● **Verilen görev 1**
Fıtrat dini ile ilgili aşağıdaki metni başından sonuna kadar hiçbir değişiklik yapmadan tekrarlayın.

Hanif(öz/çekirdek) iman
=
Fıtrat Dini = Kalu Belâ Bağlantısı
اعوذ بالله من الشيطان الرجيم
بسم الله الرحمن الرحيم
Hep fıtrat din dendi ama bunun açıklaması pek yapılmadı veya en azından
ben
görmedim. Bu fıtrat dini hanifliğin açıklaması; hemen herkesin bildiği
A'raf/172.
ayette yatmaktadır. Gelin birlikte Rum/30 ile A'raf/172. ayetlerinin
bağlantısını birlikte inceleyelim. Önce Rum/30. ayeti 4 bölüm halinde
inceleyelim:
فَأَقِمْ وَجْهَكَ
لِلدِّينِ
حَنِيفًا فِطْرَةَ اللَّهِ الَّتِي
فَطَرَ النَّاسَ
O halde yüzünü,
HANIF olarak dine, Allah'ın insanları
üzerine
yaratmış olduğu fıtratına doğrult.
لَا تَبْدِيلَ لِخَلْقِ
اللَّهِ
Allah'ın yaratışında
tebdil/değişme olmaz.
ذَلِكَ الدِّينُ
الْقَيِّمُ
İşte
*qayyüm/değişmez/şaşmaz
olan din budur.
وَلَكِنَّ
أَكْثَرَ النَّاسِ لَا يَعْلَمُونَ
Velakin,
insanların ekserisi bilmezler.
Birinci bölümde, Hz. Muhammed şahsında tüm insanlığa
Allah'tan
bir emir vardır. Nedir o emir? "...yüzünü,
HANIF olarak dine..."
çevir diyor. Peki: 1-Hanif Din Nedir? ve 2-Niçin Yüzümüzü Hanif Dine
Dönelim?
1-Hanif Din Nedir?
=
"
yüzünü.....Allah'ın
insanları üzerine yaratmış olduğu fıtratına
doğrult."

● **Veri satırları**

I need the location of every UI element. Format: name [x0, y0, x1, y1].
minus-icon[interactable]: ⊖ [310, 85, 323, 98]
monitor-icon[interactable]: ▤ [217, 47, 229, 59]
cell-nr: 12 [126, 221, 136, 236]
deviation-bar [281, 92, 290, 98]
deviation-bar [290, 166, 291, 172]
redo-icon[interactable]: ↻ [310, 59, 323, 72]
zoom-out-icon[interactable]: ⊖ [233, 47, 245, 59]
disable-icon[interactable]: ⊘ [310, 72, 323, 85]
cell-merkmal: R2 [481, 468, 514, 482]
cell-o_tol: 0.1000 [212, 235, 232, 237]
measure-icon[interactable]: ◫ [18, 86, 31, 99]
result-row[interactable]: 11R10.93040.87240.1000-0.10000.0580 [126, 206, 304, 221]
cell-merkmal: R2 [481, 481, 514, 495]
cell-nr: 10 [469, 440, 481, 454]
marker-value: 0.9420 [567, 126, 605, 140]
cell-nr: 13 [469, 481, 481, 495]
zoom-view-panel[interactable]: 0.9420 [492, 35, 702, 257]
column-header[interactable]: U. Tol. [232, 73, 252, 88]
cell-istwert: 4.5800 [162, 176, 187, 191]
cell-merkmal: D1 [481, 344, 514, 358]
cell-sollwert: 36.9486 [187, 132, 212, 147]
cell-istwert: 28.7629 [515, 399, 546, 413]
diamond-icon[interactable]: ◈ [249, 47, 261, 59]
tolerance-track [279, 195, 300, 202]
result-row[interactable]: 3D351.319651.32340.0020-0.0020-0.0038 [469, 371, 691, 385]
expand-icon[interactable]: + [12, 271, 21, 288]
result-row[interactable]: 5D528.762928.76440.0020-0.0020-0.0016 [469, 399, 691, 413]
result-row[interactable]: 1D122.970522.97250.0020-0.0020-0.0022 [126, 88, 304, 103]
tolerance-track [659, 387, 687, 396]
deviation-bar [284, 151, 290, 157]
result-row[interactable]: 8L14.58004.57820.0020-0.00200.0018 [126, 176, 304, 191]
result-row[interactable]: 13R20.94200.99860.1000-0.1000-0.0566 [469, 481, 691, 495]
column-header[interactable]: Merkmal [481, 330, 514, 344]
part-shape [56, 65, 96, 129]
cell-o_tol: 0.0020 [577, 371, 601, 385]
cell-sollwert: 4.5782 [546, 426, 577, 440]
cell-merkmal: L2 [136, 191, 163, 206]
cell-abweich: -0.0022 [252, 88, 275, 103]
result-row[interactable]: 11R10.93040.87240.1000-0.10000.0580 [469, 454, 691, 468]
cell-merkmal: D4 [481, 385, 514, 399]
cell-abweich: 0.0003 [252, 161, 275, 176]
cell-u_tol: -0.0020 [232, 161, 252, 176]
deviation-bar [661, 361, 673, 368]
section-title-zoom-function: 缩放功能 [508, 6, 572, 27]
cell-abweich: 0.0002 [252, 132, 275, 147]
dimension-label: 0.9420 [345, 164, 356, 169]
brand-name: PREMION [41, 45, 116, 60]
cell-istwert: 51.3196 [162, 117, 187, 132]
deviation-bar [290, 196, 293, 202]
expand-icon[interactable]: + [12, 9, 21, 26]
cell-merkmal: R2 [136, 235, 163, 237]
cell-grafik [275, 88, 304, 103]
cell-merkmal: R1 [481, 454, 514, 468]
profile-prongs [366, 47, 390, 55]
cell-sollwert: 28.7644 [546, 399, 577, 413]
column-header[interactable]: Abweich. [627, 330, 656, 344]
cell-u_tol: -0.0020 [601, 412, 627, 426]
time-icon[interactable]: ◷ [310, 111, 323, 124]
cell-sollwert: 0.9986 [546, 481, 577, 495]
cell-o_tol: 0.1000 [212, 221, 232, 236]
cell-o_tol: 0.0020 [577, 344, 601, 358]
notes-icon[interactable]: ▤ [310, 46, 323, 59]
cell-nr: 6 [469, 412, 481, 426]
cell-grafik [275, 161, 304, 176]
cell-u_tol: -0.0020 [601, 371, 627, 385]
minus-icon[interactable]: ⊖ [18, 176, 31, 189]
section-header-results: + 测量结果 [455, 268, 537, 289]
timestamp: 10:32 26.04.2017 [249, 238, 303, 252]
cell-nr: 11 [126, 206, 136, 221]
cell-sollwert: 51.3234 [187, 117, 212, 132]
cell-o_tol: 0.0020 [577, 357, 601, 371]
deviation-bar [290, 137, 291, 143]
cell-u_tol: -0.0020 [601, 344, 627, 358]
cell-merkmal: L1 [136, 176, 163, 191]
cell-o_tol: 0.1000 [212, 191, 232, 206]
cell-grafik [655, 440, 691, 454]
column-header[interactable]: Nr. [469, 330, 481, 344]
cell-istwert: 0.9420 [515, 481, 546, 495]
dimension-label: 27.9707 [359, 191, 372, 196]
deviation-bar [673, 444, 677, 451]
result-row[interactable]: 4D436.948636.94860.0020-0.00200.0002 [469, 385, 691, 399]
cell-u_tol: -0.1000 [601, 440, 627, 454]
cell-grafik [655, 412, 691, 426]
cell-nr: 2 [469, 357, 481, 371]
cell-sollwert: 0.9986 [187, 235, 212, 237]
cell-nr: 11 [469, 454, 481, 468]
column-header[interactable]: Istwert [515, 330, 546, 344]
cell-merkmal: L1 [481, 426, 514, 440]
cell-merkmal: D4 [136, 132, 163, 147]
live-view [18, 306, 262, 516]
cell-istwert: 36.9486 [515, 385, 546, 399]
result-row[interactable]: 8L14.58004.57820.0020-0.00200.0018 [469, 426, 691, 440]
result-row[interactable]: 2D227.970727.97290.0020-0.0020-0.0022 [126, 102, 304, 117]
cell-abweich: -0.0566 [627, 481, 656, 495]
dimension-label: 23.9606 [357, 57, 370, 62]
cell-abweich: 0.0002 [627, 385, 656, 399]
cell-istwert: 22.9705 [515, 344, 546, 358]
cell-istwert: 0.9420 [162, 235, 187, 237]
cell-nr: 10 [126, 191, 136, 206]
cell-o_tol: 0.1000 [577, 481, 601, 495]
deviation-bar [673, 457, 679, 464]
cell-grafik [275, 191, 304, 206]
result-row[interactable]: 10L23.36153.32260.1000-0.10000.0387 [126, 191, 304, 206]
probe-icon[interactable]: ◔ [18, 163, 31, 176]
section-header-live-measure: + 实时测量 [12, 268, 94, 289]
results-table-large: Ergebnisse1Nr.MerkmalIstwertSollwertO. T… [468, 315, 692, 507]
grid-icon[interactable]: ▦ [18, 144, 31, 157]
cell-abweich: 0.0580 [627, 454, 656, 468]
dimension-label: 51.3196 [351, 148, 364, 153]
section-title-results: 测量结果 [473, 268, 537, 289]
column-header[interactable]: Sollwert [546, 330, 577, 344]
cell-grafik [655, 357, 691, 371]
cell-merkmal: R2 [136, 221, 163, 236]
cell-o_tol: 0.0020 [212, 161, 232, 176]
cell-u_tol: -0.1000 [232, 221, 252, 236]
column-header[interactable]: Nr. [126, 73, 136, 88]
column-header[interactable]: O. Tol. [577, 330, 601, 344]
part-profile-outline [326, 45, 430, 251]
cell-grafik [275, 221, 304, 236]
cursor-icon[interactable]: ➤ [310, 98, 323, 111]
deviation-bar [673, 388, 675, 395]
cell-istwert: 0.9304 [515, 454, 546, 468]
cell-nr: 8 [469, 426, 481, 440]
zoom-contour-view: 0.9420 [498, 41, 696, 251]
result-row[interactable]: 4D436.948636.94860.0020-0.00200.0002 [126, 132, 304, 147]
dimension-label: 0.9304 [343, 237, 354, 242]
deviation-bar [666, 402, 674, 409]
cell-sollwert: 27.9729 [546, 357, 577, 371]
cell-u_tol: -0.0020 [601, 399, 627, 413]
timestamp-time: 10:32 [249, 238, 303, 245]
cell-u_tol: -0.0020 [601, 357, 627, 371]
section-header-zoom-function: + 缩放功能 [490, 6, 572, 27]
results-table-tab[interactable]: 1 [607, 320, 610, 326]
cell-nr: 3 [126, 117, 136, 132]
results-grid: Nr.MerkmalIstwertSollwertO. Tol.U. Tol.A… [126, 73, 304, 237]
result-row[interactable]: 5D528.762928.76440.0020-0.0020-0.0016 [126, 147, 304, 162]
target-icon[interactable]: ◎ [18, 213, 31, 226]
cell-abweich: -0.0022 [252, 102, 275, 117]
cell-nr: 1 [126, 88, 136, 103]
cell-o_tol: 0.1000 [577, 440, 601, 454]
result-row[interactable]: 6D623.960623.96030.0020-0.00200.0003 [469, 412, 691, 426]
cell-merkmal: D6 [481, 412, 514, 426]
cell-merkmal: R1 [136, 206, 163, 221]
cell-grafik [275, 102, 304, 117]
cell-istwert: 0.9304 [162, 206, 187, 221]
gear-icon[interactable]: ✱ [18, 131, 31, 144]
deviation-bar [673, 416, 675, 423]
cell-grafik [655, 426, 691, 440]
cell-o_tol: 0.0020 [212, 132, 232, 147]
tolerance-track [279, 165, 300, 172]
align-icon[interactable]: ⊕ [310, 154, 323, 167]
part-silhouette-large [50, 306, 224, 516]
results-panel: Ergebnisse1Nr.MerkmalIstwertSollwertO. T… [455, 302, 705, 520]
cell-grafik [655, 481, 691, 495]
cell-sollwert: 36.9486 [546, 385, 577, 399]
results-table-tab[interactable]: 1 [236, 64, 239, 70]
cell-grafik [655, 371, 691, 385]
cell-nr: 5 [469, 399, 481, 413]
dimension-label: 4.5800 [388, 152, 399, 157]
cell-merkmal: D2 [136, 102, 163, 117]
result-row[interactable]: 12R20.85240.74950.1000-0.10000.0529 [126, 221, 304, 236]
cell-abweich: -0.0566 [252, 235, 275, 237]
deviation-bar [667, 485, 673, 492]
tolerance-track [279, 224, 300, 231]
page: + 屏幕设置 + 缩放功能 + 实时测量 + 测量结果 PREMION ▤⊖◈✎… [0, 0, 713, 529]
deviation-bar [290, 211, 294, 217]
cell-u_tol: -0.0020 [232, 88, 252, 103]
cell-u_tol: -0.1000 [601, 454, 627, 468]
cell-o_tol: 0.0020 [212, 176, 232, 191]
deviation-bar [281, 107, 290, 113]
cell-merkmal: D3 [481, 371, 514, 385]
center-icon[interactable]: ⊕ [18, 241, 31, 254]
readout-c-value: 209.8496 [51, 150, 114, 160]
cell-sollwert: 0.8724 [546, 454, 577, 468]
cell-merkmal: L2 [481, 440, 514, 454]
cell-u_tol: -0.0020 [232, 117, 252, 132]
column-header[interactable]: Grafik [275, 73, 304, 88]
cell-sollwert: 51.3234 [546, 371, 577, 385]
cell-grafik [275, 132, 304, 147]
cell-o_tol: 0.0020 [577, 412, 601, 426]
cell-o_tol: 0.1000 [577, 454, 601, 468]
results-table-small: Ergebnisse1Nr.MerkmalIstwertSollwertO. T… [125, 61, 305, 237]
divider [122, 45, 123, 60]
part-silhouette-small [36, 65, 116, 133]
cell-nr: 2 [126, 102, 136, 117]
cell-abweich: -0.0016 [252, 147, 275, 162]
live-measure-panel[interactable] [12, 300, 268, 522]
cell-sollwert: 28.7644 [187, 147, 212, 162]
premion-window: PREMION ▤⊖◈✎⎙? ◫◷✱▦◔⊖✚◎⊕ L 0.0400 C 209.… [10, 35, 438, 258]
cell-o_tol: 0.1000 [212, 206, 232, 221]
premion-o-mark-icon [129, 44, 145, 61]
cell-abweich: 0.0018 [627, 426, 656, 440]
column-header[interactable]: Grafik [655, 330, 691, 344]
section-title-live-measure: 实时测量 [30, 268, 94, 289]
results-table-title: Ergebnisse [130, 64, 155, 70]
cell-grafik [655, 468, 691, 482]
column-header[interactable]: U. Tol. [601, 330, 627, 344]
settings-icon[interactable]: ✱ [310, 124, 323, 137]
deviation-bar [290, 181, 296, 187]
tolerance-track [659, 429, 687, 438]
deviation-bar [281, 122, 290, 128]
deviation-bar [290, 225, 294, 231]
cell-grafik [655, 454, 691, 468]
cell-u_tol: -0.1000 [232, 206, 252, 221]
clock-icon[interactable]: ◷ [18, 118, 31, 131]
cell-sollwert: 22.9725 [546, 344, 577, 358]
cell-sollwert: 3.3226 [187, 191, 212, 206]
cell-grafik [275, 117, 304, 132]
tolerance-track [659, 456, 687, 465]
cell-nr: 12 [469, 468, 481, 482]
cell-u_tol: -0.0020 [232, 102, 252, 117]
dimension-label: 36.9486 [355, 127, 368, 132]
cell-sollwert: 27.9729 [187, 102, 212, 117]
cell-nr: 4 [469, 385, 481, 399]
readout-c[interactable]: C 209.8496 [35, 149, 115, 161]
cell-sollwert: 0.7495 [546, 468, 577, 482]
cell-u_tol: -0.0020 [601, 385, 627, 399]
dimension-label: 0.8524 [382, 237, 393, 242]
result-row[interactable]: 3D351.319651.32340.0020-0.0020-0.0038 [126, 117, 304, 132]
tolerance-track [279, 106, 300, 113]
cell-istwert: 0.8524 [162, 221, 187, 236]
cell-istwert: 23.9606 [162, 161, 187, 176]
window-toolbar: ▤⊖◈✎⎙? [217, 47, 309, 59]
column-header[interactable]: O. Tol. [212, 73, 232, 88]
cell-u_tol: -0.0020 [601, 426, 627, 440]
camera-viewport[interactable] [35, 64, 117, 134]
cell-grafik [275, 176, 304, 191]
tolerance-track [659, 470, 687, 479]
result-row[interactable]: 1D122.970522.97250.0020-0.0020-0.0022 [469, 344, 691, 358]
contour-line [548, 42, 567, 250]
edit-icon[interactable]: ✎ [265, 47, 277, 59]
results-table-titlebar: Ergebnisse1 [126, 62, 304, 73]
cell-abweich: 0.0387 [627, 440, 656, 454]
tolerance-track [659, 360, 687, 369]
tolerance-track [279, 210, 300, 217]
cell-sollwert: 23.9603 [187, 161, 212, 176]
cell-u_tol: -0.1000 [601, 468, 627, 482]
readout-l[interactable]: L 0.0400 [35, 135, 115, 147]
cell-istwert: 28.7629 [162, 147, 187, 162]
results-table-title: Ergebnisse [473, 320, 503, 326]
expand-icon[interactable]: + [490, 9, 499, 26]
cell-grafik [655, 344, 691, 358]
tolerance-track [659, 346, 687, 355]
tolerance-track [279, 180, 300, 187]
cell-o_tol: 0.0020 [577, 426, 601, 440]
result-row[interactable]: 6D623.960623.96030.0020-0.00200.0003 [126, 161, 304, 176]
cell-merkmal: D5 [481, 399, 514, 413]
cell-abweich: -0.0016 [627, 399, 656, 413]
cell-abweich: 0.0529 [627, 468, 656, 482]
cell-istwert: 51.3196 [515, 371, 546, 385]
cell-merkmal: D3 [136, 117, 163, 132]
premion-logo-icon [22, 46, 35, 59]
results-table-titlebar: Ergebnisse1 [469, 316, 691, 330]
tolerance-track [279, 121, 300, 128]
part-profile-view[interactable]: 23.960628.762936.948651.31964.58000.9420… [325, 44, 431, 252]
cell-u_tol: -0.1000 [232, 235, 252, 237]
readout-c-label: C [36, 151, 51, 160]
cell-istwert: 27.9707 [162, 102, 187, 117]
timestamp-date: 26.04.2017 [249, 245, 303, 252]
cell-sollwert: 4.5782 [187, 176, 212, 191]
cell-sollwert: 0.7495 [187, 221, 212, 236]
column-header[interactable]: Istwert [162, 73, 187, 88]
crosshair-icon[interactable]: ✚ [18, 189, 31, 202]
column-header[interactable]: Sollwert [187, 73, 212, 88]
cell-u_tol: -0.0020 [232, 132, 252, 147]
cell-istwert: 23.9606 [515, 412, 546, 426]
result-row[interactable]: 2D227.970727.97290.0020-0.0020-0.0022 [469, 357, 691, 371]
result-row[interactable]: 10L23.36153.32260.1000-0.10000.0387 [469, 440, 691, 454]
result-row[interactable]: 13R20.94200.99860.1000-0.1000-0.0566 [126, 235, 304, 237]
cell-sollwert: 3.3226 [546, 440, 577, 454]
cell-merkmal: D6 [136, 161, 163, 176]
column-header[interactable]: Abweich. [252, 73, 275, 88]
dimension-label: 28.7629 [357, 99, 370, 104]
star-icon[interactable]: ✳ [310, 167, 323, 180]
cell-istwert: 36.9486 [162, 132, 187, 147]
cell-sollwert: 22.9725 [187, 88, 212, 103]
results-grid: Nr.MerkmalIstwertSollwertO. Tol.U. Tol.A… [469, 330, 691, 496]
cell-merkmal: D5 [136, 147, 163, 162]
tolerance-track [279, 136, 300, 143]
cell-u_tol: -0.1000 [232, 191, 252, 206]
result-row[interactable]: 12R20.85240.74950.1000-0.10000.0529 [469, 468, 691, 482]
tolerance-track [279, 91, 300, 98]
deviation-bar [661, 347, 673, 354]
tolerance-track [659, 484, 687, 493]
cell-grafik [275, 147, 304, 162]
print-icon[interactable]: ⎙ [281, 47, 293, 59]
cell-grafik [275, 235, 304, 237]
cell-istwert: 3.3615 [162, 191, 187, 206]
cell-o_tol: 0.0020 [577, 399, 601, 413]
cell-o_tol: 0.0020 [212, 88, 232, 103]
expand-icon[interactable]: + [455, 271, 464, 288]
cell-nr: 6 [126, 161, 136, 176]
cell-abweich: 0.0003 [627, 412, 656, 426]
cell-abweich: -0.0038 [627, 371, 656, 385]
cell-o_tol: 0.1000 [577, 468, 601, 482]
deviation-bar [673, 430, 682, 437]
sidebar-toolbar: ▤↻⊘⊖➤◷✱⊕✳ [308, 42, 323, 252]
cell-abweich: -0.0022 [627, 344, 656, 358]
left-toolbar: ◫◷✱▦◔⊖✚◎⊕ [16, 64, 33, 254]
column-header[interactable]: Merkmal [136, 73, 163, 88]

● **Verilen görev 2**
Listenin ilk satırından başlayıp "deviation-bar [290, 166, 291, 172]" ifadesini içeren satırda durarak bu satırları yeniden verin. Bu satırlarda "interactable" yerine "clickable" yazın ve geri kalan her şeyi olduğu gibi bırakın.

● **Beklenen çıktı 1**
Hanif(öz/çekirdek) iman
=
Fıtrat Dini = Kalu Belâ Bağlantısı
اعوذ بالله من الشيطان الرجيم
بسم الله الرحمن الرحيم
Hep fıtrat din dendi ama bunun açıklaması pek yapılmadı veya en azından
ben
görmedim. Bu fıtrat dini hanifliğin açıklaması; hemen herkesin bildiği
A'raf/172.
ayette yatmaktadır. Gelin birlikte Rum/30 ile A'raf/172. ayetlerinin
bağlantısını birlikte inceleyelim. Önce Rum/30. ayeti 4 bölüm halinde
inceleyelim:
فَأَقِمْ وَجْهَكَ
لِلدِّينِ
حَنِيفًا فِطْرَةَ اللَّهِ الَّتِي
فَطَرَ النَّاسَ
O halde yüzünü,
HANIF olarak dine, Allah'ın insanları
üzerine
yaratmış olduğu fıtratına doğrult.
لَا تَبْدِيلَ لِخَلْقِ
اللَّهِ
Allah'ın yaratışında
tebdil/değişme olmaz.
ذَلِكَ الدِّينُ
الْقَيِّمُ
İşte
*qayyüm/değişmez/şaşmaz
olan din budur.
وَلَكِنَّ
أَكْثَرَ النَّاسِ لَا يَعْلَمُونَ
Velakin,
insanların ekserisi bilmezler.
Birinci bölümde, Hz. Muhammed şahsında tüm insanlığa
Allah'tan
bir emir vardır. Nedir o emir? "...yüzünü,
HANIF olarak dine..."
çevir diyor. Peki: 1-Hanif Din Nedir? ve 2-Niçin Yüzümüzü Hanif Dine
Dönelim?
1-Hanif Din Nedir?
=
"
yüzünü.....Allah'ın
insanları üzerine yaratmış olduğu fıtratına
doğrult."

● **Beklenen çıktı 2**
I need the location of every UI element. Format: name [x0, y0, x1, y1].
minus-icon[clickable]: ⊖ [310, 85, 323, 98]
monitor-icon[clickable]: ▤ [217, 47, 229, 59]
cell-nr: 12 [126, 221, 136, 236]
deviation-bar [281, 92, 290, 98]
deviation-bar [290, 166, 291, 172]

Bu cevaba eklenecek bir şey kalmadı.